# WHAT YOU SHOULD DO
Render the data lines from the line containing "Annotate this image: element" through the line containing "group-chip-centro[interactable]: Centro ▲", both included, as a Markdown table with the columns No. and Line. Number each row and omit any blank lines.

[Layout data]
* Begin *

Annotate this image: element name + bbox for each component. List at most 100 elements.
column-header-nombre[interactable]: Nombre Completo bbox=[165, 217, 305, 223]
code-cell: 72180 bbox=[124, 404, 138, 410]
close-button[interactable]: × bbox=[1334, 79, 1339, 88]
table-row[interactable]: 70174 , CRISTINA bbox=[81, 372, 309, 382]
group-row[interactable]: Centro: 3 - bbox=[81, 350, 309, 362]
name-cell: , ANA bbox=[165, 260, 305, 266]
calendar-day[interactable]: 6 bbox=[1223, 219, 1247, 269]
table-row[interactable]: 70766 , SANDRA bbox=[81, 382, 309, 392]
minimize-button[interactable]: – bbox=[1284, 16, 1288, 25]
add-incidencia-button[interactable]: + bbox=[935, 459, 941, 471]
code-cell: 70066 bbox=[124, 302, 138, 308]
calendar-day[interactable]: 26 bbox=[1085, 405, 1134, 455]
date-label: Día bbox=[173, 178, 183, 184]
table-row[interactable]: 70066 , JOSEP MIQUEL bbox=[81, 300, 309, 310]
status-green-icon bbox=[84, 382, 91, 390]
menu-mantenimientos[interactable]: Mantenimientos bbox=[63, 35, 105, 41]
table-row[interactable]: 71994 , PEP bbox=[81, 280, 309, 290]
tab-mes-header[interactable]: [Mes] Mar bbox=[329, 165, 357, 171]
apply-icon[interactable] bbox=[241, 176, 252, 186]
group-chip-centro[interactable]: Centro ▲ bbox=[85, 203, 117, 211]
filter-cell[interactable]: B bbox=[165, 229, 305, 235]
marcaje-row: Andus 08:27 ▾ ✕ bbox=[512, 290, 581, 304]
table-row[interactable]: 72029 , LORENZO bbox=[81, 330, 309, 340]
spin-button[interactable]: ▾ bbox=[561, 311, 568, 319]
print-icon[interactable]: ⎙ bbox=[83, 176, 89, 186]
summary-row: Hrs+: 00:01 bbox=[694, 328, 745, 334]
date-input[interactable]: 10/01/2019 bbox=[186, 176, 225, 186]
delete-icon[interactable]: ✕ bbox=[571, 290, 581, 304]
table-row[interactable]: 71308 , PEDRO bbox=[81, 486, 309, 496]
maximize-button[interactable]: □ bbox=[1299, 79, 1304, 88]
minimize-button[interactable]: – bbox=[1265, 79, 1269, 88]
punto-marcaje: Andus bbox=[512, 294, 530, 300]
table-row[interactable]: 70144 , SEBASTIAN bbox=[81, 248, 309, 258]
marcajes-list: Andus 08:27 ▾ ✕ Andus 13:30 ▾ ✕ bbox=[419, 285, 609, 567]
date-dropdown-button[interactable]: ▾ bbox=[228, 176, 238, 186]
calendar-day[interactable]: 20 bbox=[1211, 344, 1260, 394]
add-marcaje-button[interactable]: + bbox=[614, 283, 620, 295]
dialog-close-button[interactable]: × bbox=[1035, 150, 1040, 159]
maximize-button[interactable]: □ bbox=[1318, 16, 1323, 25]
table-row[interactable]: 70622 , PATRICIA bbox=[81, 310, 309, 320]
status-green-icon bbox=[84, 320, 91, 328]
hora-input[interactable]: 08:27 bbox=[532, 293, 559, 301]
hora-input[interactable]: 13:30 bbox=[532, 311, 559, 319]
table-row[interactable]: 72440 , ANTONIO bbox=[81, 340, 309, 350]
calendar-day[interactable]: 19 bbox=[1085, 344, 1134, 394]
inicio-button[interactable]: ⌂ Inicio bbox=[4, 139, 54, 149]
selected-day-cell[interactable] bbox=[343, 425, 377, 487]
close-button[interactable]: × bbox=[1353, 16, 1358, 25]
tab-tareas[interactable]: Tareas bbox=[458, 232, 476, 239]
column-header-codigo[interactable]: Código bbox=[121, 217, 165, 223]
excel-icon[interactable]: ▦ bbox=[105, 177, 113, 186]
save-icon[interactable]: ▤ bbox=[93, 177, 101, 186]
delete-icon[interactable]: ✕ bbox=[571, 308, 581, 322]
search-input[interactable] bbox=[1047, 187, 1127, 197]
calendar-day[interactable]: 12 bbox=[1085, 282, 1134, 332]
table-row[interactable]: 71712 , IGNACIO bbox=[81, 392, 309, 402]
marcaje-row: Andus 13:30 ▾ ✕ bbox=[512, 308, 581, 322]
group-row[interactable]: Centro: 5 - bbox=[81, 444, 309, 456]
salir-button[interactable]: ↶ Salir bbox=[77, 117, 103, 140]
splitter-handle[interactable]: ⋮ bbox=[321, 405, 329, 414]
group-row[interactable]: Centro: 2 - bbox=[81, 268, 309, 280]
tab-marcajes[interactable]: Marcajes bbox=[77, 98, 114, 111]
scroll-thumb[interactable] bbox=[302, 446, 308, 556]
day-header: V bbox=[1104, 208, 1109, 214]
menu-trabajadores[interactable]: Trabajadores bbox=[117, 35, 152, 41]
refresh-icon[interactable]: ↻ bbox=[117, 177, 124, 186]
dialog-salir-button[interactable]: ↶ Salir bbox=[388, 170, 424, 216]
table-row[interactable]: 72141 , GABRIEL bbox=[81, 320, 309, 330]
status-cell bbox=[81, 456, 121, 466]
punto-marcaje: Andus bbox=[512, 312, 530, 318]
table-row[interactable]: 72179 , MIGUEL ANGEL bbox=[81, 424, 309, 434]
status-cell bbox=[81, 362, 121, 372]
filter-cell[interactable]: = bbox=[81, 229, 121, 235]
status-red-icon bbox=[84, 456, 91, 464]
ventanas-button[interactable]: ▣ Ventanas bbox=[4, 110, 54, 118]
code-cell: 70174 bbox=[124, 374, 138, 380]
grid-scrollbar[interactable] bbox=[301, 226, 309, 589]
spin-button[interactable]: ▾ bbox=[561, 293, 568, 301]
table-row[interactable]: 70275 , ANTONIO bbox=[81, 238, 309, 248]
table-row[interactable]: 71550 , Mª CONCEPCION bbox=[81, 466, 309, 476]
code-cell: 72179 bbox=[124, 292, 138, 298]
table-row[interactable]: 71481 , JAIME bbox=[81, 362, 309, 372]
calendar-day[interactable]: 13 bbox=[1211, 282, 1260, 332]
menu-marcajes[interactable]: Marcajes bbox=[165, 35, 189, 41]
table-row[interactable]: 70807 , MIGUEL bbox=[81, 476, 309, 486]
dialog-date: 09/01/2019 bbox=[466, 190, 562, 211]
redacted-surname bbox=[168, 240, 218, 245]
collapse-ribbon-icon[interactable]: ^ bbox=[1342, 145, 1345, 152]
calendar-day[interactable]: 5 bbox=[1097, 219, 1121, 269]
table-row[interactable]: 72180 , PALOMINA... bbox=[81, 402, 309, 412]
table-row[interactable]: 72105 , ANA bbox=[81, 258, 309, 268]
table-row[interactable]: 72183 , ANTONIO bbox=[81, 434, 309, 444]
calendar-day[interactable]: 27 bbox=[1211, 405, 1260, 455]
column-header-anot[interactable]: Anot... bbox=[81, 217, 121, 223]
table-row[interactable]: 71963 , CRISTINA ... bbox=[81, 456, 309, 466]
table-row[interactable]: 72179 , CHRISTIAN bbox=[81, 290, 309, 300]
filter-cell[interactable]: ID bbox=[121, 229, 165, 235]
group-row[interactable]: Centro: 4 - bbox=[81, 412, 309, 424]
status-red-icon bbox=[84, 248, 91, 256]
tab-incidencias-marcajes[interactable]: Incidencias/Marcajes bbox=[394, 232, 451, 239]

* End *
* Begin *

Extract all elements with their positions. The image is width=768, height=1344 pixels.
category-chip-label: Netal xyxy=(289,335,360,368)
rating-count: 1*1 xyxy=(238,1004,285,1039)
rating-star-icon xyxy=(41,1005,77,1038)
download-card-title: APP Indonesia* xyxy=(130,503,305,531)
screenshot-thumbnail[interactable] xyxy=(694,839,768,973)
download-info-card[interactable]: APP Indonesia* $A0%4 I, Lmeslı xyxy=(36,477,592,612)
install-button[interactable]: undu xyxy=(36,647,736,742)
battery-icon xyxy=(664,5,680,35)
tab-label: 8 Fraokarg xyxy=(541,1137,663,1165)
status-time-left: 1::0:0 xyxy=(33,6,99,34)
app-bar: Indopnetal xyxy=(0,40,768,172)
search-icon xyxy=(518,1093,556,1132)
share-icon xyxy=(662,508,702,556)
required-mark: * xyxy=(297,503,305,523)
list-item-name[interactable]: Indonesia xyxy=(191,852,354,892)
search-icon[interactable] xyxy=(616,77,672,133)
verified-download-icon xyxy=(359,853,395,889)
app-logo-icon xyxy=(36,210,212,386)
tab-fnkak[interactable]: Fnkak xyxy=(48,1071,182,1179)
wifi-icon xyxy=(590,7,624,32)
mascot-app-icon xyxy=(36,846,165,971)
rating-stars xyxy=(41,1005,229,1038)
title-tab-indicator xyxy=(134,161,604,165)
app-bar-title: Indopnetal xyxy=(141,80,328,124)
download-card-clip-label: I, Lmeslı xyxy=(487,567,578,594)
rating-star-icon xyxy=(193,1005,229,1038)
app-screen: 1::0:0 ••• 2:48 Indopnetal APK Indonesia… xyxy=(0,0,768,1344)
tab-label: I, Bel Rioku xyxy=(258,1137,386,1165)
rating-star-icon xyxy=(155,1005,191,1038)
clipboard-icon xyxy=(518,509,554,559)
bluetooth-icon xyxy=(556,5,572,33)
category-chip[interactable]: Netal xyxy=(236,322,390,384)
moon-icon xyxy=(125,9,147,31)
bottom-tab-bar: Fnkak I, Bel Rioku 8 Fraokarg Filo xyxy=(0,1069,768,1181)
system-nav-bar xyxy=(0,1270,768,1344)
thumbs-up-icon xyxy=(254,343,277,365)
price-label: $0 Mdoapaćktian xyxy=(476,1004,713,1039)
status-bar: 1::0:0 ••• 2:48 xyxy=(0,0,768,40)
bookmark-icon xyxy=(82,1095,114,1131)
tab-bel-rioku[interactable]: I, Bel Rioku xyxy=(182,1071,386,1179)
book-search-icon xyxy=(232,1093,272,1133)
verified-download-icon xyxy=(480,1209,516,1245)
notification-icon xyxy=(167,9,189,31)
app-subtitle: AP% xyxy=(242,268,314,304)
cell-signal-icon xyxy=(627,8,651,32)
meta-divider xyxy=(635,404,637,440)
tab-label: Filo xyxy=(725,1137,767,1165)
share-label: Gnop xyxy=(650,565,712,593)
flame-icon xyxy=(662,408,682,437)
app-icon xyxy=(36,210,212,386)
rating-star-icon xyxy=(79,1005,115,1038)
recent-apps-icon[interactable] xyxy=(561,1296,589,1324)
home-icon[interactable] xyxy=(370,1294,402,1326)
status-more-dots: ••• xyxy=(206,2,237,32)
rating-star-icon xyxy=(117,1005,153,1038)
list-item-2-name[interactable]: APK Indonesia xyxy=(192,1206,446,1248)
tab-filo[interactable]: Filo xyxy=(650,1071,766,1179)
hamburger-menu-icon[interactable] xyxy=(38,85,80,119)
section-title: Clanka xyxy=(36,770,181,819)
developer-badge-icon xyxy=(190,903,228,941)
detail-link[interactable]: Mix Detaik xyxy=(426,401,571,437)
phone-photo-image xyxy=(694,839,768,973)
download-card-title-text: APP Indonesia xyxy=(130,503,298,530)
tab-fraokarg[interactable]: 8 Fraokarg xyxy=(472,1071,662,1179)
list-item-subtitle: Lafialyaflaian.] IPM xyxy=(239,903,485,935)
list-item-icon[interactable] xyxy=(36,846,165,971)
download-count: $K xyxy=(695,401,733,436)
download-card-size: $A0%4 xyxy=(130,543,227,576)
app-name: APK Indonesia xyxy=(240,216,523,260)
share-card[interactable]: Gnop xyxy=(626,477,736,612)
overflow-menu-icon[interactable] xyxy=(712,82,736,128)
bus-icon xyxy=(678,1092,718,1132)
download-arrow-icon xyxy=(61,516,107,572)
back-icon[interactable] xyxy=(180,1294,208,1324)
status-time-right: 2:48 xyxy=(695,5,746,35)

* End *
* Begin *

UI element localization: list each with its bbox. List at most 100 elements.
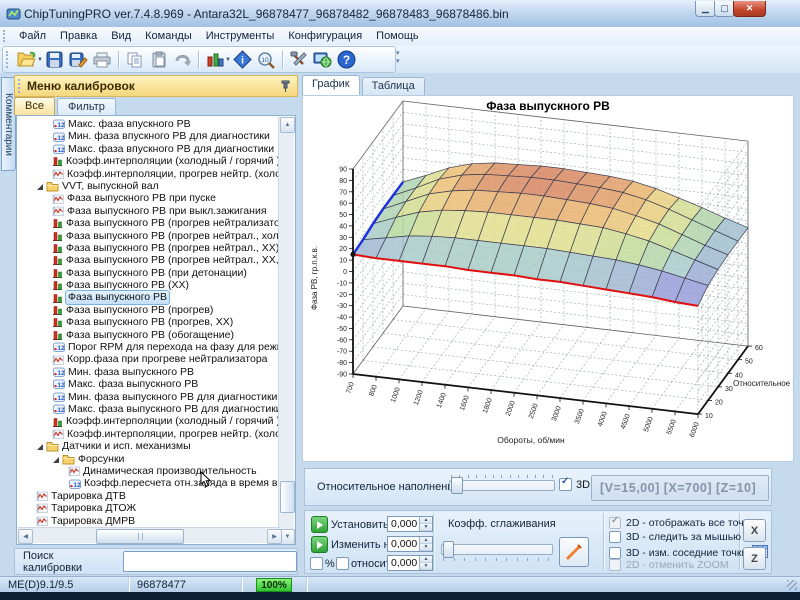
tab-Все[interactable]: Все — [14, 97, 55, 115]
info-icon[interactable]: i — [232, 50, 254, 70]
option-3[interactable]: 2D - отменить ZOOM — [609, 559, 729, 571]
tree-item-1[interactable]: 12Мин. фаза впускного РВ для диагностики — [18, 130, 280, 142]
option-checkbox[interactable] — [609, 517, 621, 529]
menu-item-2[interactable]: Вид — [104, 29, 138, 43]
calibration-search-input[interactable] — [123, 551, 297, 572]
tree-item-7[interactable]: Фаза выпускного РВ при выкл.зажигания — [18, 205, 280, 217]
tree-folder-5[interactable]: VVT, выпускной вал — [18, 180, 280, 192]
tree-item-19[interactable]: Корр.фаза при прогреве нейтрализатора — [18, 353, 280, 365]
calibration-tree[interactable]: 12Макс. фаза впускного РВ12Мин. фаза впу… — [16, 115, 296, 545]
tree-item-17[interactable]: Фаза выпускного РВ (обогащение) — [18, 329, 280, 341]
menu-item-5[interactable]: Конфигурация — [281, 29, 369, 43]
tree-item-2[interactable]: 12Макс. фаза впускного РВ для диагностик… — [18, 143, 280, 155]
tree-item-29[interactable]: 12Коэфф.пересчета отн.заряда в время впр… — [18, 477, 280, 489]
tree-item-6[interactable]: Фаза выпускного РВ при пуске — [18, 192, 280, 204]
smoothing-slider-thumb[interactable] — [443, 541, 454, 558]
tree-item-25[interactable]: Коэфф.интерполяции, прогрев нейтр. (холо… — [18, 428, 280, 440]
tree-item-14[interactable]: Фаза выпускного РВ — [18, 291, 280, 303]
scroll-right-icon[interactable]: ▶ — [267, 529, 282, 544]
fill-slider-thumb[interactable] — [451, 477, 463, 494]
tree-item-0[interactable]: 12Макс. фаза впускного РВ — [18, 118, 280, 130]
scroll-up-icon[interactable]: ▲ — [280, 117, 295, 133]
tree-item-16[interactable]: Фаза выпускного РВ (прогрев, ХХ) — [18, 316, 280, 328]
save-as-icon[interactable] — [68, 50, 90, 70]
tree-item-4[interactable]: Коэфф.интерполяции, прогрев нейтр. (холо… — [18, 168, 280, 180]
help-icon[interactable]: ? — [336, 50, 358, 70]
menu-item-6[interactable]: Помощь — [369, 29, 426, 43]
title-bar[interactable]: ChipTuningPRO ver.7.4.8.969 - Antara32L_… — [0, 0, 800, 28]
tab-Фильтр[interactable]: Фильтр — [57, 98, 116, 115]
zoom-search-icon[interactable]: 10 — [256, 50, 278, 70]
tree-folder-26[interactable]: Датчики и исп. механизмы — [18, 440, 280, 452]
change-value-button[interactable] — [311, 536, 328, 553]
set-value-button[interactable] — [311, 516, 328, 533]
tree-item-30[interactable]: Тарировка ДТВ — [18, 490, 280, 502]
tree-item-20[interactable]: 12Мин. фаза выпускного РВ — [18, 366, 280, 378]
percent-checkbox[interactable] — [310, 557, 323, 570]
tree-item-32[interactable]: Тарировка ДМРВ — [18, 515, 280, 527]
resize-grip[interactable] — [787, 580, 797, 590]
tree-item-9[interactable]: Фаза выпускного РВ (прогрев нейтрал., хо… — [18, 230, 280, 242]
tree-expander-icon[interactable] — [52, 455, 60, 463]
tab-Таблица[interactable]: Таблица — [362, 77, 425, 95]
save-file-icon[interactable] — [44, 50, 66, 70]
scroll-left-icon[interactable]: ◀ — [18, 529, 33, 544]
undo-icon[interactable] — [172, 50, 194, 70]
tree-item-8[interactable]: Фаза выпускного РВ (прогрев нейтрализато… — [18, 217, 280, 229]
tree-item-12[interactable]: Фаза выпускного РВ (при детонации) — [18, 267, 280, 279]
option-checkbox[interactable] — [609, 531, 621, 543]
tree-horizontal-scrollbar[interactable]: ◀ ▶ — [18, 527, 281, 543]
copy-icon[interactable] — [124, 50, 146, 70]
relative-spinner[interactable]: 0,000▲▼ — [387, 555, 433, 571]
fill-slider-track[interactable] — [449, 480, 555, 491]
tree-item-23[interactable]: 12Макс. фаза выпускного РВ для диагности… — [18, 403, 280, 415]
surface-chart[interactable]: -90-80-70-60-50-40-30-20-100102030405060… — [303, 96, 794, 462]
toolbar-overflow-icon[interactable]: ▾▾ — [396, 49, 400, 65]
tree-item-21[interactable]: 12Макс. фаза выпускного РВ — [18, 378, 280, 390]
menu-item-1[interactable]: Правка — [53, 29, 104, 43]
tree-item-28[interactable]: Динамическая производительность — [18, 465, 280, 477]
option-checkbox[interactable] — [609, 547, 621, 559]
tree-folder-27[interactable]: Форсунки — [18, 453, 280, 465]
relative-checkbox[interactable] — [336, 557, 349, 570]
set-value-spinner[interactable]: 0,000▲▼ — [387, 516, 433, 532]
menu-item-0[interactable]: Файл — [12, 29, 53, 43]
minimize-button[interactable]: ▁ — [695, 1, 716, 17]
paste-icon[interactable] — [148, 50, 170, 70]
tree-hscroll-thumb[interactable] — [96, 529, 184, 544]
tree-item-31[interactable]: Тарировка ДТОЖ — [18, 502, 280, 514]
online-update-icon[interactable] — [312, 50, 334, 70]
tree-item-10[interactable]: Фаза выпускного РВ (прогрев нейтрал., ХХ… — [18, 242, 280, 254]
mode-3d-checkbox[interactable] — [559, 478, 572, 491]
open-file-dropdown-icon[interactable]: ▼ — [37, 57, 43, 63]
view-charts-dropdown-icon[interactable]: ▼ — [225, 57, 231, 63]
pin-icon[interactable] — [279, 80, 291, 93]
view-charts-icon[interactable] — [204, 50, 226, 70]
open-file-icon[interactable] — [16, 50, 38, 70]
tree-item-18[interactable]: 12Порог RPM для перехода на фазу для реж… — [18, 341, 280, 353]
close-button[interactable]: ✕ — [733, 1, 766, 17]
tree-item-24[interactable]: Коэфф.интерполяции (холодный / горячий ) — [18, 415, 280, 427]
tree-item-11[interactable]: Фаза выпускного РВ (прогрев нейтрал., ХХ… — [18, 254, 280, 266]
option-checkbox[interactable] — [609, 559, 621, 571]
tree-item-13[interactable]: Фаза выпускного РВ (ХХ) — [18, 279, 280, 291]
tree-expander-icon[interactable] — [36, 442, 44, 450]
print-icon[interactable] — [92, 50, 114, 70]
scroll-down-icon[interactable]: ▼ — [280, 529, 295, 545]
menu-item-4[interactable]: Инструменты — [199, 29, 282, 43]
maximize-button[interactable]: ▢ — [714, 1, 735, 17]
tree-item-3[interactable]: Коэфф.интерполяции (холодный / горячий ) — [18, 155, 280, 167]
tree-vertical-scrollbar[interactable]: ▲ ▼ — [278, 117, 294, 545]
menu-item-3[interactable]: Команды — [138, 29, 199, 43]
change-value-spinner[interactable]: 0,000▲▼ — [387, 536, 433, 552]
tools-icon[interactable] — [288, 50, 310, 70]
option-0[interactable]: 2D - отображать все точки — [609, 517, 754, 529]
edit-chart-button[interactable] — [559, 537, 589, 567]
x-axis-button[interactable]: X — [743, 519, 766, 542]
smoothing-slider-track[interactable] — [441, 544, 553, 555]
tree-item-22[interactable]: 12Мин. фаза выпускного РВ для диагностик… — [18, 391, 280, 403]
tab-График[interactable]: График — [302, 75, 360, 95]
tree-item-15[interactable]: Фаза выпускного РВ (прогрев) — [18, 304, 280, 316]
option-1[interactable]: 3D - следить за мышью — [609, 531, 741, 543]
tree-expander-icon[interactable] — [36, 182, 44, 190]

* End *

# FINAL RESULT
| No. | Line |
|---|---|
| 1 | Annotate this image: element name + bbox for each component. List at most 100 elements. |
| 2 | column-header-nombre[interactable]: Nombre Completo bbox=[165, 217, 305, 223] |
| 3 | code-cell: 72180 bbox=[124, 404, 138, 410] |
| 4 | close-button[interactable]: × bbox=[1334, 79, 1339, 88] |
| 5 | table-row[interactable]: 70174 , CRISTINA bbox=[81, 372, 309, 382] |
| 6 | group-row[interactable]: Centro: 3 - bbox=[81, 350, 309, 362] |
| 7 | name-cell: , ANA bbox=[165, 260, 305, 266] |
| 8 | calendar-day[interactable]: 6 bbox=[1223, 219, 1247, 269] |
| 9 | table-row[interactable]: 70766 , SANDRA bbox=[81, 382, 309, 392] |
| 10 | minimize-button[interactable]: – bbox=[1284, 16, 1288, 25] |
| 11 | add-incidencia-button[interactable]: + bbox=[935, 459, 941, 471] |
| 12 | code-cell: 70066 bbox=[124, 302, 138, 308] |
| 13 | calendar-day[interactable]: 26 bbox=[1085, 405, 1134, 455] |
| 14 | date-label: Día bbox=[173, 178, 183, 184] |
| 15 | table-row[interactable]: 70066 , JOSEP MIQUEL bbox=[81, 300, 309, 310] |
| 16 | status-green-icon bbox=[84, 382, 91, 390] |
| 17 | menu-mantenimientos[interactable]: Mantenimientos bbox=[63, 35, 105, 41] |
| 18 | table-row[interactable]: 71994 , PEP bbox=[81, 280, 309, 290] |
| 19 | tab-mes-header[interactable]: [Mes] Mar bbox=[329, 165, 357, 171] |
| 20 | apply-icon[interactable] bbox=[241, 176, 252, 186] |
| 21 | group-chip-centro[interactable]: Centro ▲ bbox=[85, 203, 117, 211] |